Stored data:
..........

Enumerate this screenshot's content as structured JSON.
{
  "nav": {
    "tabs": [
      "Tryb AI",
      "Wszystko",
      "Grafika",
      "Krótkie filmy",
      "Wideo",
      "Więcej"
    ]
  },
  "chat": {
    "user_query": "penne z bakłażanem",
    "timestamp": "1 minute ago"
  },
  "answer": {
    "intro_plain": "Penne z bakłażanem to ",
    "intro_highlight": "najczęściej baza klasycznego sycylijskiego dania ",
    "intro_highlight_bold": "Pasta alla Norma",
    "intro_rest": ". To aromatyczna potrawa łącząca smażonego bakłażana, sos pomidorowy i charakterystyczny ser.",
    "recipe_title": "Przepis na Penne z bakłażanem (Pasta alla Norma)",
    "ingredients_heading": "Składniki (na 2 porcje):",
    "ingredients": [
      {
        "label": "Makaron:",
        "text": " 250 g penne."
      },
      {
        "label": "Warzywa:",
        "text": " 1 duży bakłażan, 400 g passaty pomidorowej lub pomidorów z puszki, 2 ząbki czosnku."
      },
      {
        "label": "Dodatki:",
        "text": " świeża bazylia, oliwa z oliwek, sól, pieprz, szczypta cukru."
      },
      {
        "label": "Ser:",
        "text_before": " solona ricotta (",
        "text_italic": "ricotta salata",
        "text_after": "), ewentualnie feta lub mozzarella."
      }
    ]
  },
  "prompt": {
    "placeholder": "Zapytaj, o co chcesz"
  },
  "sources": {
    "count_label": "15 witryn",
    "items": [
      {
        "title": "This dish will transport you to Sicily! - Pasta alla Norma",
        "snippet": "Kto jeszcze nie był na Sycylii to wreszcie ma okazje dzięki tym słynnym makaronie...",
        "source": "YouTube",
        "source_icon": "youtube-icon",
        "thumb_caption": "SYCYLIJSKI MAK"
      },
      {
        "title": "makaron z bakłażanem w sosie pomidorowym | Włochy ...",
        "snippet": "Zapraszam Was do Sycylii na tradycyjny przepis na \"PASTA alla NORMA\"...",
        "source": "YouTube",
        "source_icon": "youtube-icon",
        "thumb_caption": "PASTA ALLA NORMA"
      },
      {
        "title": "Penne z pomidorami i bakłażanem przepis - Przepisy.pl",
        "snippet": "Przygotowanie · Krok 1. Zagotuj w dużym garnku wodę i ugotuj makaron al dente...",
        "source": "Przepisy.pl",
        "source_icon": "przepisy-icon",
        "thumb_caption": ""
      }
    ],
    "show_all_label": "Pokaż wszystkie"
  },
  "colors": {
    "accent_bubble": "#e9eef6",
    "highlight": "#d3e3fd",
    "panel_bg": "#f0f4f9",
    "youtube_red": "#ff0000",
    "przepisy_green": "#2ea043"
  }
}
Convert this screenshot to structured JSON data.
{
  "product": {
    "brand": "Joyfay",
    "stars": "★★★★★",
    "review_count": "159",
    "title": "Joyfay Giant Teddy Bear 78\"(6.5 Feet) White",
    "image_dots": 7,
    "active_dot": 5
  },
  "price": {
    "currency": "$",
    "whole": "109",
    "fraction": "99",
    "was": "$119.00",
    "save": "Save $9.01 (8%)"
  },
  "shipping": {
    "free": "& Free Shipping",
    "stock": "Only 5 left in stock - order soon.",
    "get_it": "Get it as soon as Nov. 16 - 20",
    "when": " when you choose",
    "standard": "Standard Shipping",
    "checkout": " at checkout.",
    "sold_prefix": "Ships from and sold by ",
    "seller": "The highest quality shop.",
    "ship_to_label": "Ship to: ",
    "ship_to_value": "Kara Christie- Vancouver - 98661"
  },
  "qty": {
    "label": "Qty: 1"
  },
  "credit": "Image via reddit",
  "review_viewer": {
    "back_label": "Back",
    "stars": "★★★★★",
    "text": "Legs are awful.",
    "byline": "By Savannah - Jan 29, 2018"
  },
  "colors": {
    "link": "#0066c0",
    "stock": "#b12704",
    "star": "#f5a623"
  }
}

..........

What needs to be done:
In the records above, find each line with the word "bakłażanem" and copy it.

Solution:
    "user_query": "penne z bakłażanem",
    "intro_plain": "Penne z bakłażanem to ",
    "recipe_title": "Przepis na Penne z bakłażanem (Pasta alla Norma)",
        "title": "makaron z bakłażanem w sosie pomidorowym | Włochy ...",
        "title": "Penne z pomidorami i bakłażanem przepis - Przepisy.pl",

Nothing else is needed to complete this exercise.